**Assignment**
Leaving the pictures out, transcribe the records below exactly.

════════════════

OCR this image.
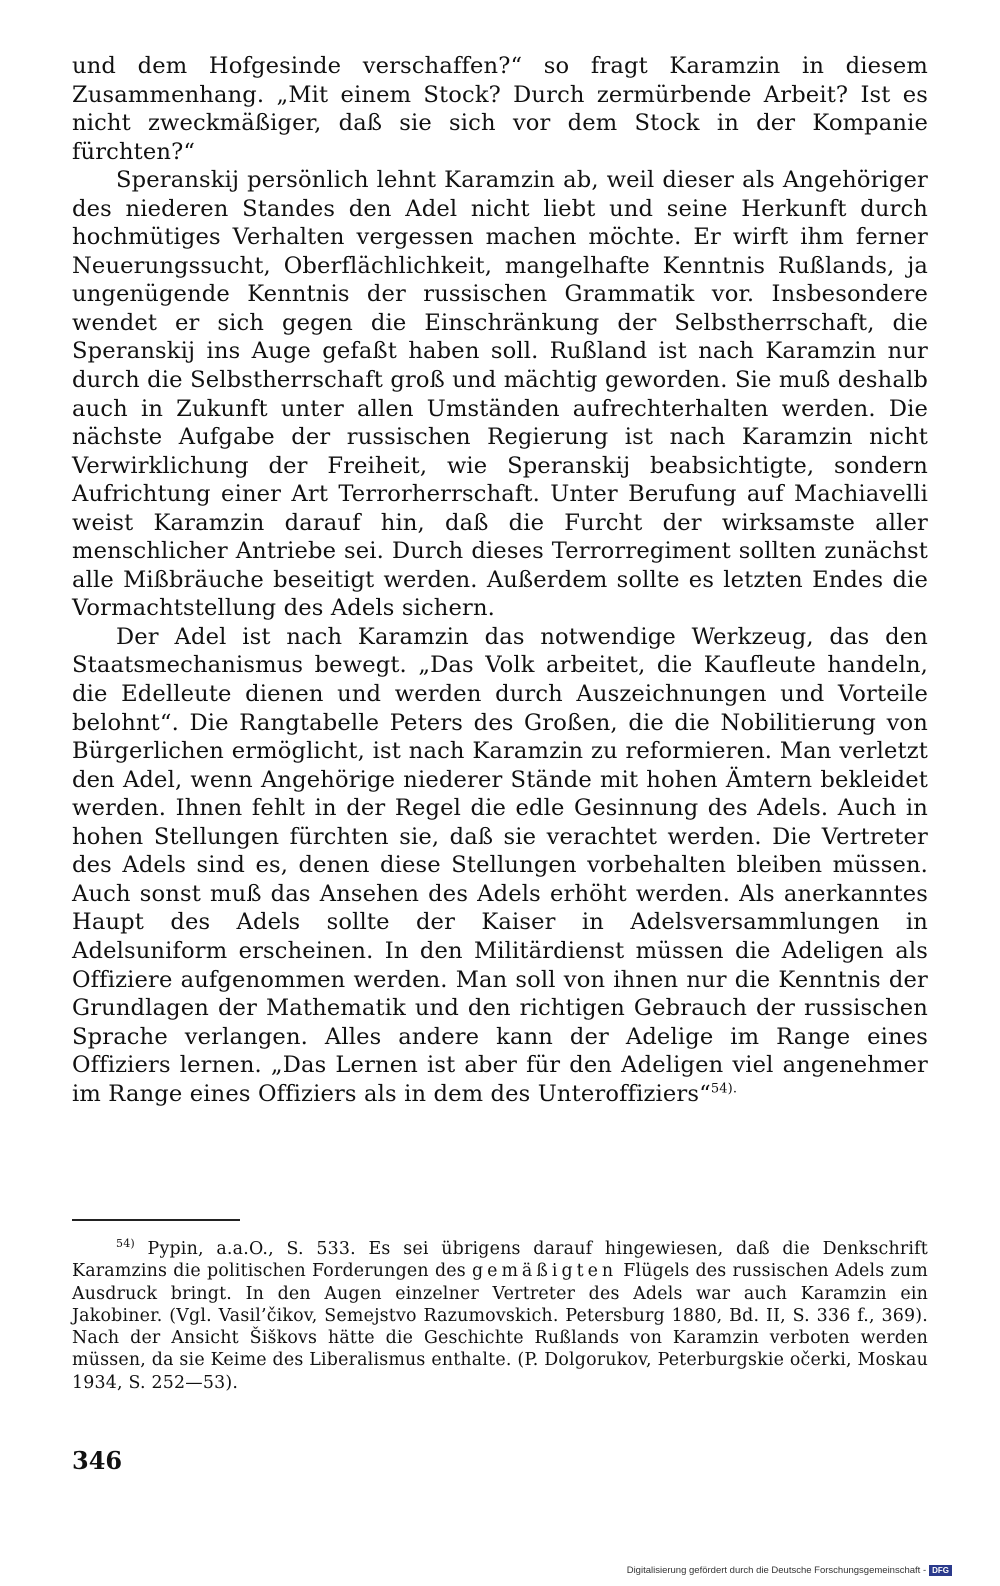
und dem Hofgesinde verschaffen?“ so fragt Karamzin in diesem Zusammenhang. „Mit einem Stock? Durch zermürbende Arbeit? Ist es nicht zweckmäßiger, daß sie sich vor dem Stock in der Kompanie fürchten?“

Speranskij persönlich lehnt Karamzin ab, weil dieser als Angehöriger des niederen Standes den Adel nicht liebt und seine Herkunft durch hochmütiges Verhalten vergessen machen möchte. Er wirft ihm ferner Neuerungssucht, Oberflächlichkeit, mangelhafte Kenntnis Rußlands, ja ungenügende Kenntnis der russischen Grammatik vor. Insbesondere wendet er sich gegen die Einschränkung der Selbstherrschaft, die Speranskij ins Auge gefaßt haben soll. Rußland ist nach Karamzin nur durch die Selbstherrschaft groß und mächtig geworden. Sie muß deshalb auch in Zukunft unter allen Umständen aufrechterhalten werden. Die nächste Aufgabe der russischen Regierung ist nach Karamzin nicht Verwirklichung der Freiheit, wie Speranskij beabsichtigte, sondern Aufrichtung einer Art Terrorherrschaft. Unter Berufung auf Machiavelli weist Karamzin darauf hin, daß die Furcht der wirksamste aller menschlicher Antriebe sei. Durch dieses Terrorregiment sollten zunächst alle Mißbräuche beseitigt werden. Außerdem sollte es letzten Endes die Vormachtstellung des Adels sichern.

Der Adel ist nach Karamzin das notwendige Werkzeug, das den Staatsmechanismus bewegt. „Das Volk arbeitet, die Kaufleute handeln, die Edelleute dienen und werden durch Auszeichnungen und Vorteile belohnt“. Die Rangtabelle Peters des Großen, die die Nobilitierung von Bürgerlichen ermöglicht, ist nach Karamzin zu reformieren. Man verletzt den Adel, wenn Angehörige niederer Stände mit hohen Ämtern bekleidet werden. Ihnen fehlt in der Regel die edle Gesinnung des Adels. Auch in hohen Stellungen fürchten sie, daß sie verachtet werden. Die Vertreter des Adels sind es, denen diese Stellungen vorbehalten bleiben müssen. Auch sonst muß das Ansehen des Adels erhöht werden. Als anerkanntes Haupt des Adels sollte der Kaiser in Adelsversammlungen in Adelsuniform erscheinen. In den Militärdienst müssen die Adeligen als Offiziere aufgenommen werden. Man soll von ihnen nur die Kenntnis der Grundlagen der Mathematik und den richtigen Gebrauch der russischen Sprache verlangen. Alles andere kann der Adelige im Range eines Offiziers lernen. „Das Lernen ist aber für den Adeligen viel angenehmer im Range eines Offiziers als in dem des Unteroffiziers“$^{54).}$

$^{54)}$ Pypin, a.a.O., S. 533. Es sei übrigens darauf hingewiesen, daß die Denkschrift Karamzins die politischen Forderungen des gemäßigten Flügels des russischen Adels zum Ausdruck bringt. In den Augen einzelner Vertreter des Adels war auch Karamzin ein Jakobiner. (Vgl. Vasil’čikov, Semejstvo Razumovskich. Petersburg 1880, Bd. II, S. 336 f., 369). Nach der Ansicht Šiškovs hätte die Geschichte Rußlands von Karamzin verboten werden müssen, da sie Keime des Liberalismus enthalte. (P. Dolgorukov, Peterburgskie očerki, Moskau 1934, S. 252—53).

346
Digitalisierung gefördert durch die Deutsche Forschungsgemeinschaft - DFG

════════════════

**Exercise answer**
OCR this image.
und dem Hofgesinde verschaffen?“ so fragt Karamzin in diesem Zusammenhang. „Mit einem Stock? Durch zermürbende Arbeit? Ist es nicht zweckmäßiger, daß sie sich vor dem Stock in der Kompanie fürchten?“

Speranskij persönlich lehnt Karamzin ab, weil dieser als Angehöriger des niederen Standes den Adel nicht liebt und seine Herkunft durch hochmütiges Verhalten vergessen machen möchte. Er wirft ihm ferner Neuerungssucht, Oberflächlichkeit, mangelhafte Kenntnis Rußlands, ja ungenügende Kenntnis der russischen Grammatik vor. Insbesondere wendet er sich gegen die Einschränkung der Selbstherrschaft, die Speranskij ins Auge gefaßt haben soll. Rußland ist nach Karamzin nur durch die Selbstherrschaft groß und mächtig geworden. Sie muß deshalb auch in Zukunft unter allen Umständen aufrechterhalten werden. Die nächste Aufgabe der russischen Regierung ist nach Karamzin nicht Verwirklichung der Freiheit, wie Speranskij beabsichtigte, sondern Aufrichtung einer Art Terrorherrschaft. Unter Berufung auf Machiavelli weist Karamzin darauf hin, daß die Furcht der wirksamste aller menschlicher Antriebe sei. Durch dieses Terrorregiment sollten zunächst alle Mißbräuche beseitigt werden. Außerdem sollte es letzten Endes die Vormachtstellung des Adels sichern.

Der Adel ist nach Karamzin das notwendige Werkzeug, das den Staatsmechanismus bewegt. „Das Volk arbeitet, die Kaufleute handeln, die Edelleute dienen und werden durch Auszeichnungen und Vorteile belohnt“. Die Rangtabelle Peters des Großen, die die Nobilitierung von Bürgerlichen ermöglicht, ist nach Karamzin zu reformieren. Man verletzt den Adel, wenn Angehörige niederer Stände mit hohen Ämtern bekleidet werden. Ihnen fehlt in der Regel die edle Gesinnung des Adels. Auch in hohen Stellungen fürchten sie, daß sie verachtet werden. Die Vertreter des Adels sind es, denen diese Stellungen vorbehalten bleiben müssen. Auch sonst muß das Ansehen des Adels erhöht werden. Als anerkanntes Haupt des Adels sollte der Kaiser in Adelsversammlungen in Adelsuniform erscheinen. In den Militärdienst müssen die Adeligen als Offiziere aufgenommen werden. Man soll von ihnen nur die Kenntnis der Grundlagen der Mathematik und den richtigen Gebrauch der russischen Sprache verlangen. Alles andere kann der Adelige im Range eines Offiziers lernen. „Das Lernen ist aber für den Adeligen viel angenehmer im Range eines Offiziers als in dem des Unteroffiziers“$^{54).}$

$^{54)}$ Pypin, a.a.O., S. 533. Es sei übrigens darauf hingewiesen, daß die Denkschrift Karamzins die politischen Forderungen des gemäßigten Flügels des russischen Adels zum Ausdruck bringt. In den Augen einzelner Vertreter des Adels war auch Karamzin ein Jakobiner. (Vgl. Vasil’čikov, Semejstvo Razumovskich. Petersburg 1880, Bd. II, S. 336 f., 369). Nach der Ansicht Šiškovs hätte die Geschichte Rußlands von Karamzin verboten werden müssen, da sie Keime des Liberalismus enthalte. (P. Dolgorukov, Peterburgskie očerki, Moskau 1934, S. 252—53).

346
Digitalisierung gefördert durch die Deutsche Forschungsgemeinschaft - DFG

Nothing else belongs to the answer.